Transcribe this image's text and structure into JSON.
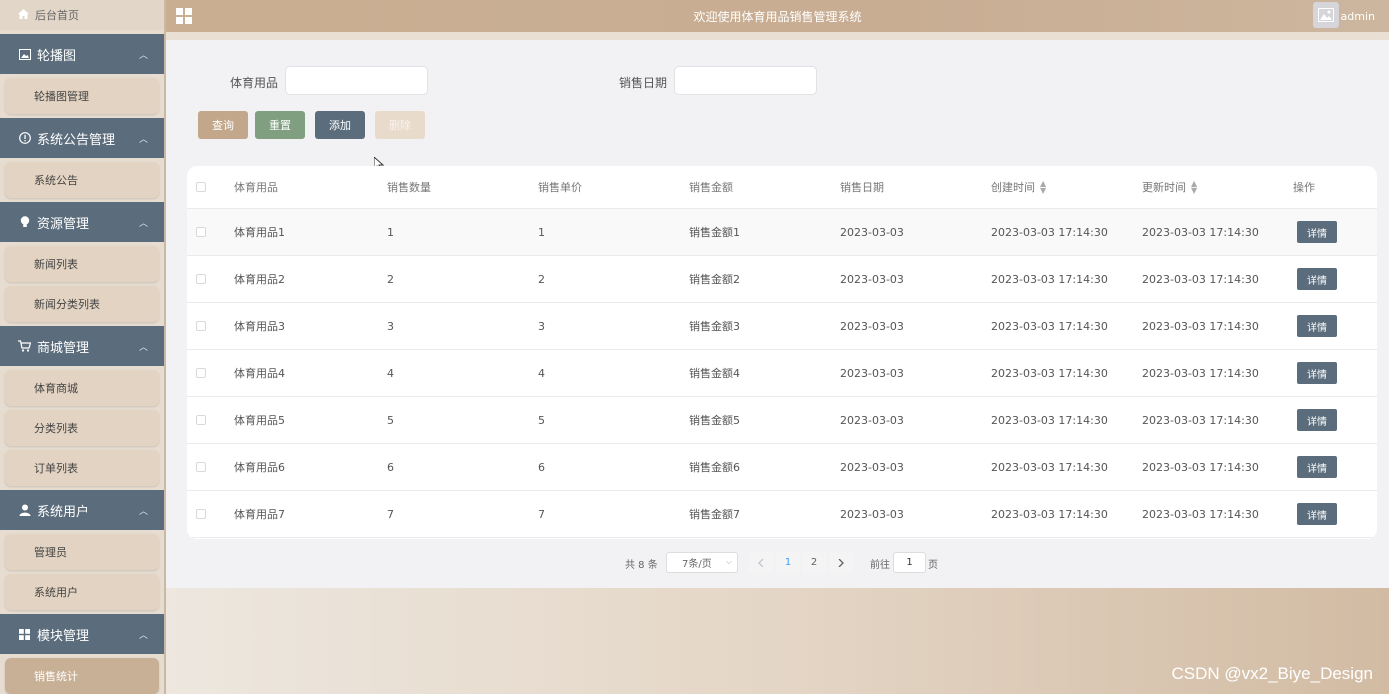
{
  "header": {
    "title": "欢迎使用体育用品销售管理系统",
    "user": "admin"
  },
  "sidebar": {
    "home": "后台首页",
    "groups": [
      {
        "label": "轮播图",
        "icon": "image-icon",
        "items": [
          "轮播图管理"
        ]
      },
      {
        "label": "系统公告管理",
        "icon": "info-icon",
        "items": [
          "系统公告"
        ]
      },
      {
        "label": "资源管理",
        "icon": "bulb-icon",
        "items": [
          "新闻列表",
          "新闻分类列表"
        ]
      },
      {
        "label": "商城管理",
        "icon": "cart-icon",
        "items": [
          "体育商城",
          "分类列表",
          "订单列表"
        ]
      },
      {
        "label": "系统用户",
        "icon": "user-icon",
        "items": [
          "管理员",
          "系统用户"
        ]
      },
      {
        "label": "模块管理",
        "icon": "grid-icon",
        "items": [
          "销售统计"
        ]
      }
    ],
    "active_item": "销售统计"
  },
  "search": {
    "field1_label": "体育用品",
    "field1_value": "",
    "field2_label": "销售日期",
    "field2_value": ""
  },
  "buttons": {
    "query": "查询",
    "reset": "重置",
    "add": "添加",
    "delete": "删除"
  },
  "table": {
    "headers": [
      "体育用品",
      "销售数量",
      "销售单价",
      "销售金额",
      "销售日期",
      "创建时间",
      "更新时间",
      "操作"
    ],
    "detail_label": "详情",
    "rows": [
      [
        "体育用品1",
        "1",
        "1",
        "销售金额1",
        "2023-03-03",
        "2023-03-03 17:14:30",
        "2023-03-03 17:14:30"
      ],
      [
        "体育用品2",
        "2",
        "2",
        "销售金额2",
        "2023-03-03",
        "2023-03-03 17:14:30",
        "2023-03-03 17:14:30"
      ],
      [
        "体育用品3",
        "3",
        "3",
        "销售金额3",
        "2023-03-03",
        "2023-03-03 17:14:30",
        "2023-03-03 17:14:30"
      ],
      [
        "体育用品4",
        "4",
        "4",
        "销售金额4",
        "2023-03-03",
        "2023-03-03 17:14:30",
        "2023-03-03 17:14:30"
      ],
      [
        "体育用品5",
        "5",
        "5",
        "销售金额5",
        "2023-03-03",
        "2023-03-03 17:14:30",
        "2023-03-03 17:14:30"
      ],
      [
        "体育用品6",
        "6",
        "6",
        "销售金额6",
        "2023-03-03",
        "2023-03-03 17:14:30",
        "2023-03-03 17:14:30"
      ],
      [
        "体育用品7",
        "7",
        "7",
        "销售金额7",
        "2023-03-03",
        "2023-03-03 17:14:30",
        "2023-03-03 17:14:30"
      ]
    ]
  },
  "pagination": {
    "total": "共 8 条",
    "page_size": "7条/页",
    "pages": [
      "1",
      "2"
    ],
    "current": "1",
    "goto_label": "前往",
    "goto_value": "1",
    "goto_unit": "页"
  },
  "watermark": "CSDN @vx2_Biye_Design"
}
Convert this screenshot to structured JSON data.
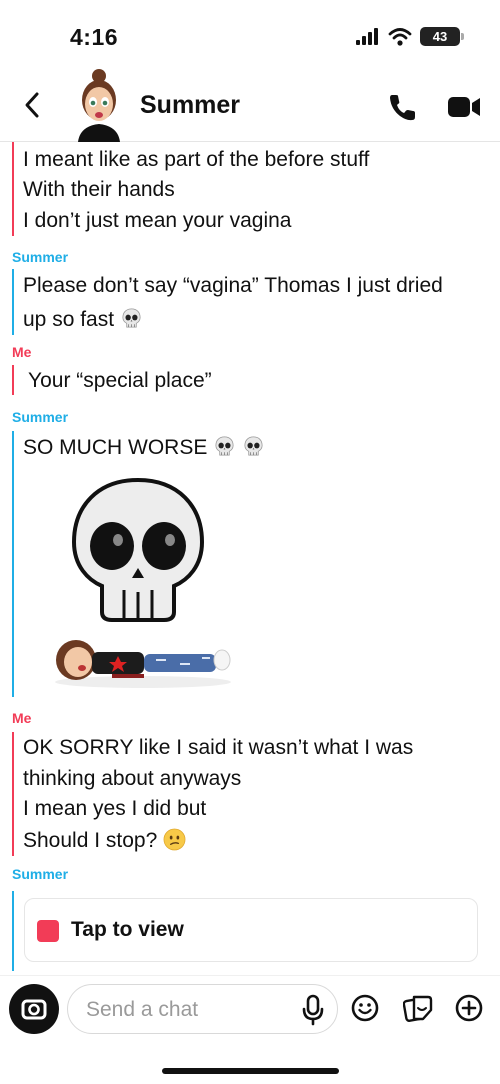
{
  "status_bar": {
    "time": "4:16",
    "battery": "43"
  },
  "header": {
    "name": "Summer"
  },
  "messages": {
    "m1": {
      "lines": [
        "I meant like as part of the before stuff",
        "With their hands",
        "I don’t just mean your vagina"
      ]
    },
    "s1": {
      "sender": "Summer",
      "line1": "Please don’t say “vagina” Thomas I just dried",
      "line2": "up so fast"
    },
    "s2": {
      "sender": "Me",
      "line1": "Your “special place”"
    },
    "s3": {
      "sender": "Summer",
      "line1": "SO MUCH WORSE"
    },
    "s4": {
      "sender": "Me",
      "lines": [
        "OK SORRY like I said it wasn’t what I was",
        "thinking about anyways",
        "I mean yes I did but",
        "Should I stop?"
      ]
    },
    "s5": {
      "sender": "Summer",
      "tap_label": "Tap to view"
    }
  },
  "composer": {
    "placeholder": "Send a chat"
  },
  "icons": [
    "back-icon",
    "phone-icon",
    "video-icon",
    "skull-emoji",
    "camera-icon",
    "mic-icon",
    "smiley-icon",
    "sticker-icon",
    "plus-icon"
  ],
  "colors": {
    "me": "#f23c57",
    "them": "#1faee6"
  }
}
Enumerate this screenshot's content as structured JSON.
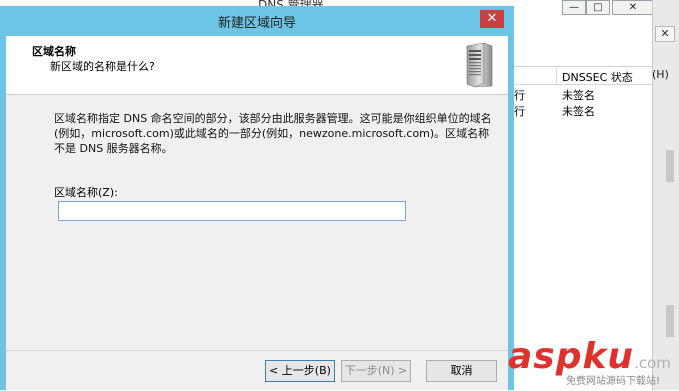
{
  "bg_window": {
    "title": "DNS 管理器",
    "controls": {
      "min": "—",
      "max": "□",
      "close": "✕"
    },
    "side_close": "✕",
    "side_label": "(H)",
    "column_header": "DNSSEC 状态",
    "rows": [
      {
        "col1": "行",
        "dnssec": "未签名"
      },
      {
        "col1": "行",
        "dnssec": "未签名"
      }
    ]
  },
  "wizard": {
    "title": "新建区域向导",
    "close": "✕",
    "heading": "区域名称",
    "subheading": "新区域的名称是什么?",
    "description": "区域名称指定 DNS 命名空间的部分，该部分由此服务器管理。这可能是你组织单位的域名(例如，microsoft.com)或此域名的一部分(例如，newzone.microsoft.com)。区域名称不是 DNS 服务器名称。",
    "zone_label": "区域名称(Z):",
    "zone_value": "",
    "buttons": {
      "back": "< 上一步(B)",
      "next": "下一步(N) >",
      "cancel": "取消"
    }
  },
  "watermark": {
    "main": "aspku",
    "tld": ".com",
    "sub": "免费网站源码下载站!"
  }
}
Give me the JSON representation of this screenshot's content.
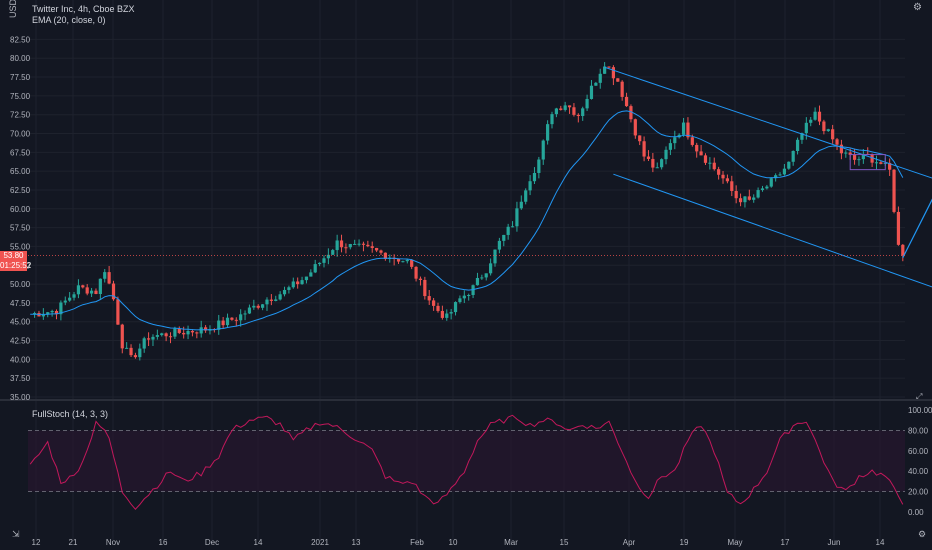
{
  "header": {
    "currency": "USD",
    "symbol": "Twitter Inc, 4h, Cboe BZX",
    "ema_label": "EMA (20, close, 0)"
  },
  "stoch": {
    "label": "FullStoch (14, 3, 3)",
    "ticks": [
      "100.00",
      "80.00",
      "60.00",
      "40.00",
      "20.00",
      "0.00"
    ],
    "upper": 80,
    "lower": 20
  },
  "price_badge": {
    "value": "53.80",
    "countdown": "01:25:52",
    "color": "#f05350"
  },
  "colors": {
    "up": "#26a69a",
    "down": "#ef5350",
    "ema": "#2196f3",
    "drawing": "#2196f3",
    "stoch": "#c2185b"
  },
  "chart_data": {
    "type": "candlestick",
    "y_ticks": [
      "82.50",
      "80.00",
      "77.50",
      "75.00",
      "72.50",
      "70.00",
      "67.50",
      "65.00",
      "62.50",
      "60.00",
      "57.50",
      "55.00",
      "52.50",
      "50.00",
      "47.50",
      "45.00",
      "42.50",
      "40.00",
      "37.50",
      "35.00"
    ],
    "ylim": [
      35,
      83.75
    ],
    "x_labels": [
      "12",
      "21",
      "Nov",
      "16",
      "Dec",
      "14",
      "2021",
      "13",
      "Feb",
      "10",
      "Mar",
      "15",
      "Apr",
      "19",
      "May",
      "17",
      "Jun",
      "14"
    ],
    "close_anchors": [
      [
        0,
        46
      ],
      [
        6,
        46.5
      ],
      [
        11,
        49.5
      ],
      [
        15,
        49
      ],
      [
        17,
        52
      ],
      [
        19,
        48
      ],
      [
        21,
        42
      ],
      [
        23,
        40
      ],
      [
        27,
        43
      ],
      [
        33,
        43.5
      ],
      [
        40,
        44
      ],
      [
        47,
        45.5
      ],
      [
        54,
        48
      ],
      [
        58,
        49
      ],
      [
        63,
        51
      ],
      [
        67,
        53.5
      ],
      [
        70,
        55.5
      ],
      [
        73,
        55
      ],
      [
        78,
        54.5
      ],
      [
        83,
        53.5
      ],
      [
        86,
        53
      ],
      [
        89,
        50
      ],
      [
        92,
        47
      ],
      [
        95,
        45.5
      ],
      [
        98,
        48
      ],
      [
        101,
        49.5
      ],
      [
        104,
        52
      ],
      [
        107,
        55.5
      ],
      [
        110,
        58
      ],
      [
        113,
        63
      ],
      [
        116,
        66.5
      ],
      [
        119,
        73
      ],
      [
        122,
        74
      ],
      [
        125,
        72.5
      ],
      [
        128,
        76
      ],
      [
        131,
        79.5
      ],
      [
        134,
        77
      ],
      [
        137,
        72
      ],
      [
        140,
        67
      ],
      [
        143,
        65
      ],
      [
        146,
        69
      ],
      [
        149,
        71
      ],
      [
        152,
        68
      ],
      [
        155,
        66
      ],
      [
        158,
        64
      ],
      [
        161,
        61.5
      ],
      [
        164,
        61
      ],
      [
        167,
        62.5
      ],
      [
        170,
        64
      ],
      [
        173,
        66
      ],
      [
        176,
        70
      ],
      [
        179,
        72.5
      ],
      [
        182,
        70
      ],
      [
        185,
        67.5
      ],
      [
        188,
        66.5
      ],
      [
        191,
        67
      ],
      [
        194,
        66
      ],
      [
        196,
        65
      ],
      [
        198,
        55
      ],
      [
        199,
        53.8
      ]
    ],
    "ema": {
      "period": 20
    },
    "stoch_anchors": [
      [
        0,
        45
      ],
      [
        4,
        68
      ],
      [
        7,
        30
      ],
      [
        10,
        35
      ],
      [
        13,
        60
      ],
      [
        15,
        90
      ],
      [
        18,
        72
      ],
      [
        21,
        20
      ],
      [
        24,
        5
      ],
      [
        28,
        22
      ],
      [
        32,
        40
      ],
      [
        35,
        30
      ],
      [
        39,
        38
      ],
      [
        43,
        55
      ],
      [
        46,
        80
      ],
      [
        50,
        90
      ],
      [
        54,
        92
      ],
      [
        57,
        86
      ],
      [
        60,
        70
      ],
      [
        63,
        80
      ],
      [
        66,
        88
      ],
      [
        69,
        85
      ],
      [
        72,
        78
      ],
      [
        75,
        70
      ],
      [
        78,
        60
      ],
      [
        81,
        35
      ],
      [
        84,
        28
      ],
      [
        87,
        30
      ],
      [
        90,
        15
      ],
      [
        93,
        8
      ],
      [
        96,
        22
      ],
      [
        99,
        40
      ],
      [
        102,
        70
      ],
      [
        105,
        85
      ],
      [
        108,
        90
      ],
      [
        111,
        93
      ],
      [
        114,
        85
      ],
      [
        117,
        90
      ],
      [
        120,
        88
      ],
      [
        123,
        80
      ],
      [
        126,
        86
      ],
      [
        129,
        82
      ],
      [
        132,
        88
      ],
      [
        135,
        60
      ],
      [
        138,
        30
      ],
      [
        141,
        15
      ],
      [
        144,
        35
      ],
      [
        147,
        40
      ],
      [
        150,
        70
      ],
      [
        153,
        86
      ],
      [
        156,
        60
      ],
      [
        159,
        18
      ],
      [
        162,
        8
      ],
      [
        165,
        22
      ],
      [
        168,
        40
      ],
      [
        171,
        70
      ],
      [
        174,
        85
      ],
      [
        177,
        90
      ],
      [
        180,
        60
      ],
      [
        183,
        30
      ],
      [
        186,
        20
      ],
      [
        189,
        35
      ],
      [
        192,
        40
      ],
      [
        195,
        35
      ],
      [
        197,
        22
      ],
      [
        199,
        10
      ]
    ],
    "channel_upper": [
      [
        131,
        78.8
      ],
      [
        199,
        65.4
      ]
    ],
    "channel_lower": [
      [
        133,
        64.6
      ],
      [
        199,
        51
      ]
    ],
    "projection": [
      [
        199,
        53.5
      ],
      [
        210,
        66.2
      ]
    ]
  }
}
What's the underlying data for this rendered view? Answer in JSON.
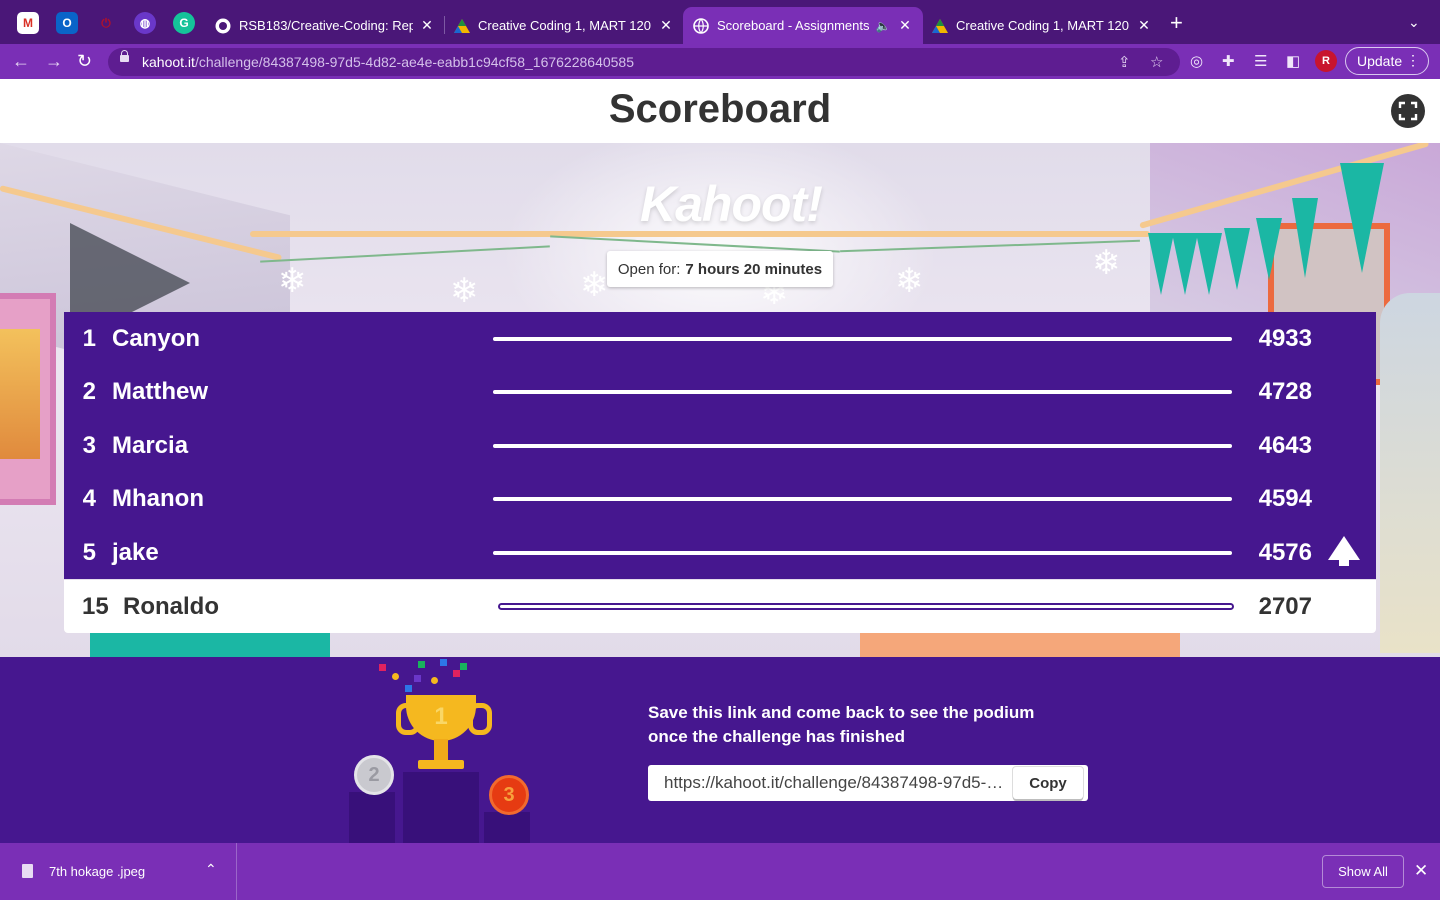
{
  "browser": {
    "pinned_tabs": [
      {
        "icon": "gmail-icon",
        "label": "M",
        "color": "#d93025"
      },
      {
        "icon": "outlook-icon",
        "label": "O",
        "color": "#0a64c8"
      },
      {
        "icon": "power-icon",
        "label": "⏻",
        "color": "#b0102a"
      },
      {
        "icon": "chat-icon",
        "label": "◍",
        "color": "#6a37c9"
      },
      {
        "icon": "grammarly-icon",
        "label": "G",
        "color": "#15c39a"
      }
    ],
    "tabs": [
      {
        "title": "RSB183/Creative-Coding: Repo",
        "icon": "github-icon",
        "active": false
      },
      {
        "title": "Creative Coding 1, MART 120 |",
        "icon": "drive-icon",
        "active": false
      },
      {
        "title": "Scoreboard - Assignments",
        "icon": "globe-icon",
        "active": true
      },
      {
        "title": "Creative Coding 1, MART 120 |",
        "icon": "drive-icon",
        "active": false
      }
    ],
    "url_host": "kahoot.it",
    "url_path": "/challenge/84387498-97d5-4d82-ae4e-eabb1c94cf58_1676228640585",
    "profile_initial": "R",
    "update_label": "Update"
  },
  "page": {
    "title": "Scoreboard",
    "logo_text": "Kahoot!",
    "open_for_label": "Open for:",
    "open_for_value": "7 hours 20 minutes"
  },
  "leaderboard": [
    {
      "rank": "1",
      "name": "Canyon",
      "score": "4933"
    },
    {
      "rank": "2",
      "name": "Matthew",
      "score": "4728"
    },
    {
      "rank": "3",
      "name": "Marcia",
      "score": "4643"
    },
    {
      "rank": "4",
      "name": "Mhanon",
      "score": "4594"
    },
    {
      "rank": "5",
      "name": "jake",
      "score": "4576"
    }
  ],
  "current_player": {
    "rank": "15",
    "name": "Ronaldo",
    "score": "2707"
  },
  "footer": {
    "message": "Save this link and come back to see the podium once the challenge has finished",
    "link_value": "https://kahoot.it/challenge/84387498-97d5-4d82-ae4e-eabb1c94cf58_1676228640585",
    "copy_label": "Copy",
    "medal_1": "1",
    "medal_2": "2",
    "medal_3": "3"
  },
  "downloads": {
    "file_name": "7th hokage .jpeg",
    "show_all_label": "Show All"
  },
  "colors": {
    "kahoot_purple": "#46178f",
    "chrome_purple": "#7a2fb6",
    "tab_strip": "#4a1778"
  }
}
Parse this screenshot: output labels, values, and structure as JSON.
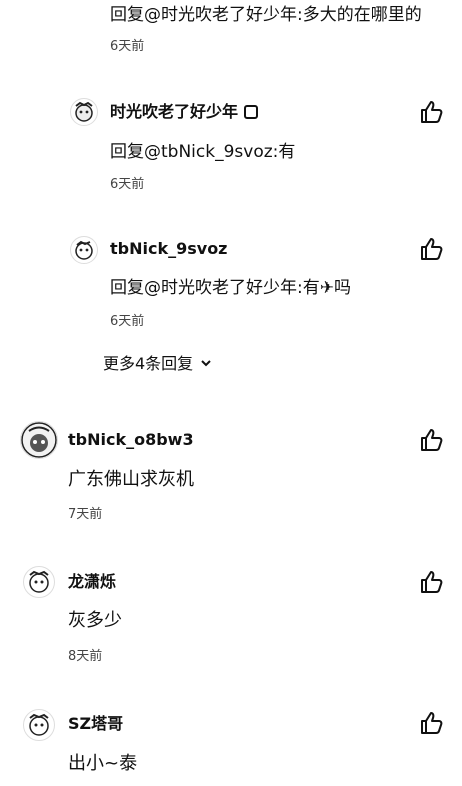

## OBJECTIVE
Work through the records line by line and tally those holding "screenshot". Reply with the number alone.

## FINISHED EXERCISE
4